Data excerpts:

################

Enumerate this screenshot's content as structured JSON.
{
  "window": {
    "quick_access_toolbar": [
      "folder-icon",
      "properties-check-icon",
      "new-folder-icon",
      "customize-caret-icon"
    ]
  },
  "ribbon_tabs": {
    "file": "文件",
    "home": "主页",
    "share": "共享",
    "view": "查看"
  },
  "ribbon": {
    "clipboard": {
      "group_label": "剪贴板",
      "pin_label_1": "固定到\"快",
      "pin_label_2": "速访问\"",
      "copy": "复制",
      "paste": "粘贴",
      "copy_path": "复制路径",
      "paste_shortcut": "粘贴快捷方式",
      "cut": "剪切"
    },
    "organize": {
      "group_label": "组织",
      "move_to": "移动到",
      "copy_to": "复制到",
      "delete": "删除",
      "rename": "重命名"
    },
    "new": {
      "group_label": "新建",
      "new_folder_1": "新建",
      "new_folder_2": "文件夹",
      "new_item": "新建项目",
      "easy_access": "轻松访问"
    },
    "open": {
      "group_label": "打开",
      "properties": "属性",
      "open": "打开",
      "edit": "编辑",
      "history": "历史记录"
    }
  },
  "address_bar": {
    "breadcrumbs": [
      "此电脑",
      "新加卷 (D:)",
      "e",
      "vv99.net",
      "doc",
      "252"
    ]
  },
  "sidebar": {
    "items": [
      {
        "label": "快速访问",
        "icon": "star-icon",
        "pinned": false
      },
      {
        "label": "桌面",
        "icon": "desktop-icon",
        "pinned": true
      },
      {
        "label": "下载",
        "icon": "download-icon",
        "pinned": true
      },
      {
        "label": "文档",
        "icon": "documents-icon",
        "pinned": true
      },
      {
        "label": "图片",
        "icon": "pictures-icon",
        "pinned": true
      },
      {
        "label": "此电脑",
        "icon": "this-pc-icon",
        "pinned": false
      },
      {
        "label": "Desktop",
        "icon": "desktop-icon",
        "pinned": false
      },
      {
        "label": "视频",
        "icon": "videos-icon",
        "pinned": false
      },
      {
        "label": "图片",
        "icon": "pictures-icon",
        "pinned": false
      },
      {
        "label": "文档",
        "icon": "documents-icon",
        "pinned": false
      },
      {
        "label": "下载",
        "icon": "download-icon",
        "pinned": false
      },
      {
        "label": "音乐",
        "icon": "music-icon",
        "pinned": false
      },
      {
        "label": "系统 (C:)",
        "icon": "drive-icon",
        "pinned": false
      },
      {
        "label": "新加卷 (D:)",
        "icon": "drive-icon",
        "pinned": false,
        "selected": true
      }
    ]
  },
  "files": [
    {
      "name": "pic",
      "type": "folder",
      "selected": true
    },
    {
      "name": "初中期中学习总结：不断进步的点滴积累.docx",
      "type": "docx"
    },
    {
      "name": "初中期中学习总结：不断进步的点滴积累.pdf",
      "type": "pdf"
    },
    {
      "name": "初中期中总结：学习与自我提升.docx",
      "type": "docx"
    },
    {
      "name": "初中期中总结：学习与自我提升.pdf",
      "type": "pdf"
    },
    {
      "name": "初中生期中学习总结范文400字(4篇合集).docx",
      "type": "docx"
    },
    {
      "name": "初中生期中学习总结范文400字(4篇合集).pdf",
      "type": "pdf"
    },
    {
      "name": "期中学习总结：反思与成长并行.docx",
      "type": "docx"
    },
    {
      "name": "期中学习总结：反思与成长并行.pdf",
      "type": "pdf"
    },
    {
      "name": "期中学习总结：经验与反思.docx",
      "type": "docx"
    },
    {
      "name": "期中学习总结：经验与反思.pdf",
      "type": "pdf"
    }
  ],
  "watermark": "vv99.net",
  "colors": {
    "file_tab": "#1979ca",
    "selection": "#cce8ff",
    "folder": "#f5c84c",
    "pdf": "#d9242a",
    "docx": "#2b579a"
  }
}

################

Given task: From the records above, extract every entry exactly as given.

Result:
Enumerate this screenshot's content as structured JSON.
{
  "window": {
    "quick_access_toolbar": [
      "folder-icon",
      "properties-check-icon",
      "new-folder-icon",
      "customize-caret-icon"
    ]
  },
  "ribbon_tabs": {
    "file": "文件",
    "home": "主页",
    "share": "共享",
    "view": "查看"
  },
  "ribbon": {
    "clipboard": {
      "group_label": "剪贴板",
      "pin_label_1": "固定到\"快",
      "pin_label_2": "速访问\"",
      "copy": "复制",
      "paste": "粘贴",
      "copy_path": "复制路径",
      "paste_shortcut": "粘贴快捷方式",
      "cut": "剪切"
    },
    "organize": {
      "group_label": "组织",
      "move_to": "移动到",
      "copy_to": "复制到",
      "delete": "删除",
      "rename": "重命名"
    },
    "new": {
      "group_label": "新建",
      "new_folder_1": "新建",
      "new_folder_2": "文件夹",
      "new_item": "新建项目",
      "easy_access": "轻松访问"
    },
    "open": {
      "group_label": "打开",
      "properties": "属性",
      "open": "打开",
      "edit": "编辑",
      "history": "历史记录"
    }
  },
  "address_bar": {
    "breadcrumbs": [
      "此电脑",
      "新加卷 (D:)",
      "e",
      "vv99.net",
      "doc",
      "252"
    ]
  },
  "sidebar": {
    "items": [
      {
        "label": "快速访问",
        "icon": "star-icon",
        "pinned": false
      },
      {
        "label": "桌面",
        "icon": "desktop-icon",
        "pinned": true
      },
      {
        "label": "下载",
        "icon": "download-icon",
        "pinned": true
      },
      {
        "label": "文档",
        "icon": "documents-icon",
        "pinned": true
      },
      {
        "label": "图片",
        "icon": "pictures-icon",
        "pinned": true
      },
      {
        "label": "此电脑",
        "icon": "this-pc-icon",
        "pinned": false
      },
      {
        "label": "Desktop",
        "icon": "desktop-icon",
        "pinned": false
      },
      {
        "label": "视频",
        "icon": "videos-icon",
        "pinned": false
      },
      {
        "label": "图片",
        "icon": "pictures-icon",
        "pinned": false
      },
      {
        "label": "文档",
        "icon": "documents-icon",
        "pinned": false
      },
      {
        "label": "下载",
        "icon": "download-icon",
        "pinned": false
      },
      {
        "label": "音乐",
        "icon": "music-icon",
        "pinned": false
      },
      {
        "label": "系统 (C:)",
        "icon": "drive-icon",
        "pinned": false
      },
      {
        "label": "新加卷 (D:)",
        "icon": "drive-icon",
        "pinned": false,
        "selected": true
      }
    ]
  },
  "files": [
    {
      "name": "pic",
      "type": "folder",
      "selected": true
    },
    {
      "name": "初中期中学习总结：不断进步的点滴积累.docx",
      "type": "docx"
    },
    {
      "name": "初中期中学习总结：不断进步的点滴积累.pdf",
      "type": "pdf"
    },
    {
      "name": "初中期中总结：学习与自我提升.docx",
      "type": "docx"
    },
    {
      "name": "初中期中总结：学习与自我提升.pdf",
      "type": "pdf"
    },
    {
      "name": "初中生期中学习总结范文400字(4篇合集).docx",
      "type": "docx"
    },
    {
      "name": "初中生期中学习总结范文400字(4篇合集).pdf",
      "type": "pdf"
    },
    {
      "name": "期中学习总结：反思与成长并行.docx",
      "type": "docx"
    },
    {
      "name": "期中学习总结：反思与成长并行.pdf",
      "type": "pdf"
    },
    {
      "name": "期中学习总结：经验与反思.docx",
      "type": "docx"
    },
    {
      "name": "期中学习总结：经验与反思.pdf",
      "type": "pdf"
    }
  ],
  "watermark": "vv99.net",
  "colors": {
    "file_tab": "#1979ca",
    "selection": "#cce8ff",
    "folder": "#f5c84c",
    "pdf": "#d9242a",
    "docx": "#2b579a"
  }
}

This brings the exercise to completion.